● GOAL OF THE EXERCISE: Copy out every line that contains "Date".

● DATA ROWS:
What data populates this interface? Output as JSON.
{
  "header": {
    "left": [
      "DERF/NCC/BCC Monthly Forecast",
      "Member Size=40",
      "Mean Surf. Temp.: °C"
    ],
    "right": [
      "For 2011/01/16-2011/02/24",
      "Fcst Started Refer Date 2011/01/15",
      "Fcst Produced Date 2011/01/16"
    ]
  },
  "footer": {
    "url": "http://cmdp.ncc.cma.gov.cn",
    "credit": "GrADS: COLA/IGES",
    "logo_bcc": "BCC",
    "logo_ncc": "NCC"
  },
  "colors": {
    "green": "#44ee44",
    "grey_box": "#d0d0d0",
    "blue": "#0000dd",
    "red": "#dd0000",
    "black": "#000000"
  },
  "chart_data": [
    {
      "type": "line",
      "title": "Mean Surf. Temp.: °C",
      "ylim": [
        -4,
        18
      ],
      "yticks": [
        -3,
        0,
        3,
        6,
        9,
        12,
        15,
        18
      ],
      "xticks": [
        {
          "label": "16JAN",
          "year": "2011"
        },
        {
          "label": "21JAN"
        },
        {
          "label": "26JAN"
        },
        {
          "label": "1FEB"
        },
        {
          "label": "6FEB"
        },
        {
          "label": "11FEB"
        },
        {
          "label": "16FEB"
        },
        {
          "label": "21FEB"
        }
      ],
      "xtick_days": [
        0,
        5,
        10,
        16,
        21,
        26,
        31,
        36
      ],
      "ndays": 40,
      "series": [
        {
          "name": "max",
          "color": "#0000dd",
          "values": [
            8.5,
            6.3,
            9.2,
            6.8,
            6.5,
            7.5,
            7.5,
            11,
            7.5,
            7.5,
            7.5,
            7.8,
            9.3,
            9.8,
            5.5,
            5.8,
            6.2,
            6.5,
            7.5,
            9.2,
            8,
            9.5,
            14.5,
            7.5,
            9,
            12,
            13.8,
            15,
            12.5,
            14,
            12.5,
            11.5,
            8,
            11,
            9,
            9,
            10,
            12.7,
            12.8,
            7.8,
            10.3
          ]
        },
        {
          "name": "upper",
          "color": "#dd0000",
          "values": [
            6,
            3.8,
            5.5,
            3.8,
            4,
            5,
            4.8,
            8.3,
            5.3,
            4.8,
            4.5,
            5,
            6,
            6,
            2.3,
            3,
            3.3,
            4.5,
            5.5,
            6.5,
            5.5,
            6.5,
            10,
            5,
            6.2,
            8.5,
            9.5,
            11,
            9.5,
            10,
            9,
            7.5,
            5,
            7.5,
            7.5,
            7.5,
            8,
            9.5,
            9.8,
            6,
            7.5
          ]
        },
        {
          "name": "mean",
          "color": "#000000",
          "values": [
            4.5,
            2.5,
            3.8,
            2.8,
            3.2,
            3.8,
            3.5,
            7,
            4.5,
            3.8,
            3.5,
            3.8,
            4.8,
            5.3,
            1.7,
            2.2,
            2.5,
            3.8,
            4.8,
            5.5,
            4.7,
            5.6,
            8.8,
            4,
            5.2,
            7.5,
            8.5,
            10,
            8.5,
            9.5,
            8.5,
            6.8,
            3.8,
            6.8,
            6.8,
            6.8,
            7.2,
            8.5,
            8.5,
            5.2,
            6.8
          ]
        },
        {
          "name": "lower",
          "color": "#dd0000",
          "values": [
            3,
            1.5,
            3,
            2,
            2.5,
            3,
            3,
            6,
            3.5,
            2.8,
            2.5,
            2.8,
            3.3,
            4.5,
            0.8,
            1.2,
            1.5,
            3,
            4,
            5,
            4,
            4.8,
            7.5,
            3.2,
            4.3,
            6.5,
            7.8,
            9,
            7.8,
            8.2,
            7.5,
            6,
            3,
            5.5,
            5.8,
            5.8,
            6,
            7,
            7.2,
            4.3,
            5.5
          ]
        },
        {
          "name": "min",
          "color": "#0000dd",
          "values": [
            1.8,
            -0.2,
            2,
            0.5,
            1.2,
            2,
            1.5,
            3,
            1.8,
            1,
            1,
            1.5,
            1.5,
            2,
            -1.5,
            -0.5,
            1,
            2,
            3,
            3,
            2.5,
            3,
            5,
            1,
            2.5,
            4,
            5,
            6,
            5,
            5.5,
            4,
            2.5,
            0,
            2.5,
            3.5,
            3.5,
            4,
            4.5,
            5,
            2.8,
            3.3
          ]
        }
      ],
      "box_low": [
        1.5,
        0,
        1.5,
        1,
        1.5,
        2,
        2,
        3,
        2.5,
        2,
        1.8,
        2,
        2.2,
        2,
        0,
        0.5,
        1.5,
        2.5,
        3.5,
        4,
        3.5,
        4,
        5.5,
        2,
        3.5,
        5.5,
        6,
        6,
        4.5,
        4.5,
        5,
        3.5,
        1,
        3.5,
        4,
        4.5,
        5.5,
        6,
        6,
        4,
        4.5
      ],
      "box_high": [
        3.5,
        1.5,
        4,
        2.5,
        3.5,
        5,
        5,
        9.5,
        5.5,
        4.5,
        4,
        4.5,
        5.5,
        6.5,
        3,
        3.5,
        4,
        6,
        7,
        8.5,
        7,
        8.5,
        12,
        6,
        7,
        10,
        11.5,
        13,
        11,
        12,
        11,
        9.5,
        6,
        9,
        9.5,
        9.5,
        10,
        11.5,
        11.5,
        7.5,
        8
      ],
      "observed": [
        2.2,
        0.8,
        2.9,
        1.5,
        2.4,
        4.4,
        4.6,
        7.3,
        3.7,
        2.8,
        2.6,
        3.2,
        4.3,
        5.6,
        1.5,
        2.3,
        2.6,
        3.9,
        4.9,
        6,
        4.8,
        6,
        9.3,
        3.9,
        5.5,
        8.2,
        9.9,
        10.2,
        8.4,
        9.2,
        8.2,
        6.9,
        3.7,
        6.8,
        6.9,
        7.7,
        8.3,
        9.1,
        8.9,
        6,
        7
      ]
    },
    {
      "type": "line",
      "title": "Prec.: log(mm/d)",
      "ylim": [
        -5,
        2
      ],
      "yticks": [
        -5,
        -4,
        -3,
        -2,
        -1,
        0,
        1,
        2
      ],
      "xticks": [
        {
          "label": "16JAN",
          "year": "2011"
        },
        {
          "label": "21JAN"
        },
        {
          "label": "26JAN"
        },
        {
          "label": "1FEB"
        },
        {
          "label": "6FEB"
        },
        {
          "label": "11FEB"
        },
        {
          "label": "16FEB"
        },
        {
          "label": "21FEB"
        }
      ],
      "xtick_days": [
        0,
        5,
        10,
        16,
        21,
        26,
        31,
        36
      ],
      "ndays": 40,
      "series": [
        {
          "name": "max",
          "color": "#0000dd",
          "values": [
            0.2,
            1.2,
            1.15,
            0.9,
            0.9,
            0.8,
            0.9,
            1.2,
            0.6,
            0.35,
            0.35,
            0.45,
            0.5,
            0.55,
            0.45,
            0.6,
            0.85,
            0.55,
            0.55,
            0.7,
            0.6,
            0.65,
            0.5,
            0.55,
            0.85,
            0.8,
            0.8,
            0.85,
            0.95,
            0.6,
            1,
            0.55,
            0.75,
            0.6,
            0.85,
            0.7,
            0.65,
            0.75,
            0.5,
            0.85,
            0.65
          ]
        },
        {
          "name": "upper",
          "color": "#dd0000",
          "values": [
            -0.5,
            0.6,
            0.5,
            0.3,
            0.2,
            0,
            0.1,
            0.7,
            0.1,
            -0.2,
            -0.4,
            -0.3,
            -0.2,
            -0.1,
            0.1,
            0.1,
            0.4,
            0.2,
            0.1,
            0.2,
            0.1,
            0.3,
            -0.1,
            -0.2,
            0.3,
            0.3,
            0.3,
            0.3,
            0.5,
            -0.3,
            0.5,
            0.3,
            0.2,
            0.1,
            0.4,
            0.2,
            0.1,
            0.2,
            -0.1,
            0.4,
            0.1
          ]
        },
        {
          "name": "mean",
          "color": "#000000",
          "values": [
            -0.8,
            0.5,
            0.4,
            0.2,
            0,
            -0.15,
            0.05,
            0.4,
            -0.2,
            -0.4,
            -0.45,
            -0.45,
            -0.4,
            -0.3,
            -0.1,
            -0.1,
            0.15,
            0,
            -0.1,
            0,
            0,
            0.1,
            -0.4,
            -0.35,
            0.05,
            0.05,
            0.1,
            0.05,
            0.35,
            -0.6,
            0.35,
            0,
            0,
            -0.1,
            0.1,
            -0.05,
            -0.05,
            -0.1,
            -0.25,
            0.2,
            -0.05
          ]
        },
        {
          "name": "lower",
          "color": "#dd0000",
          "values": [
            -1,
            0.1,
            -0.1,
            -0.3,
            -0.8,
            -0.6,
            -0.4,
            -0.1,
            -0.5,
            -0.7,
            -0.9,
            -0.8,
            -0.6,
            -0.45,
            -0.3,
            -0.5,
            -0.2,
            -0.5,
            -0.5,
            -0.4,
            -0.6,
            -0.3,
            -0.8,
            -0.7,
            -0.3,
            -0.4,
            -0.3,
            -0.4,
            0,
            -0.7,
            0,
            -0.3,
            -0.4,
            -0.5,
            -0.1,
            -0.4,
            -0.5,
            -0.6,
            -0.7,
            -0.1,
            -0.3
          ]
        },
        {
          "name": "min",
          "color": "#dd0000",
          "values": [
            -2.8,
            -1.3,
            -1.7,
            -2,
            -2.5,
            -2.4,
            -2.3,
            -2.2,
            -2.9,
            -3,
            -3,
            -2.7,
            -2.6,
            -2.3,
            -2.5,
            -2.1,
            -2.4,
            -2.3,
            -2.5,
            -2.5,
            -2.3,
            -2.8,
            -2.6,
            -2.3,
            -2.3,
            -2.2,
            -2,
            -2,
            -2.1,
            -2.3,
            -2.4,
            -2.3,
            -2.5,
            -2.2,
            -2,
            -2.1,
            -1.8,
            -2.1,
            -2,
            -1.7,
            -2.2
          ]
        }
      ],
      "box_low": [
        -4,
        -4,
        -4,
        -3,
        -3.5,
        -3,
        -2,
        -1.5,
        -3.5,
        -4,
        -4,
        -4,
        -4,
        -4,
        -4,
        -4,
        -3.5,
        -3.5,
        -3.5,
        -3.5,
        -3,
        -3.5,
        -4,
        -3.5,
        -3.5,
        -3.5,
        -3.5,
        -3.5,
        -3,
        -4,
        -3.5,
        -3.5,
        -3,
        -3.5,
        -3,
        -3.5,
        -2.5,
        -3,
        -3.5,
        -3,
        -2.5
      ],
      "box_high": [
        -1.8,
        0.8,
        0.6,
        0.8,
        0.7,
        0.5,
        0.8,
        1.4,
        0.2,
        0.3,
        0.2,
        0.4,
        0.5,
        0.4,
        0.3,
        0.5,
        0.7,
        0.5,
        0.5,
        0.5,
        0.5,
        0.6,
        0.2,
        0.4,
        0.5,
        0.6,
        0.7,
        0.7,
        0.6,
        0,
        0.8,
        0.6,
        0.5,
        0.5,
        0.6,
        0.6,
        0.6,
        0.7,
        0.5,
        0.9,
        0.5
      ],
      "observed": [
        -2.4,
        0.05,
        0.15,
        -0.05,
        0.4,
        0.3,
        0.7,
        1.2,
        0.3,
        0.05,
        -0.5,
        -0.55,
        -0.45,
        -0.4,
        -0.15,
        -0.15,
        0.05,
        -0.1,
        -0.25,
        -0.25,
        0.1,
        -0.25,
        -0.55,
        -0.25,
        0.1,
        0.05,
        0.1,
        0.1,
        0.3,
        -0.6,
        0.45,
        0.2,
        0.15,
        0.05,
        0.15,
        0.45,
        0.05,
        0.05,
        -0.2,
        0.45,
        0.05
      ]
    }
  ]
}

● THE SOLUTION:
      "Fcst Started Refer Date 2011/01/15",
      "Fcst Produced Date 2011/01/16"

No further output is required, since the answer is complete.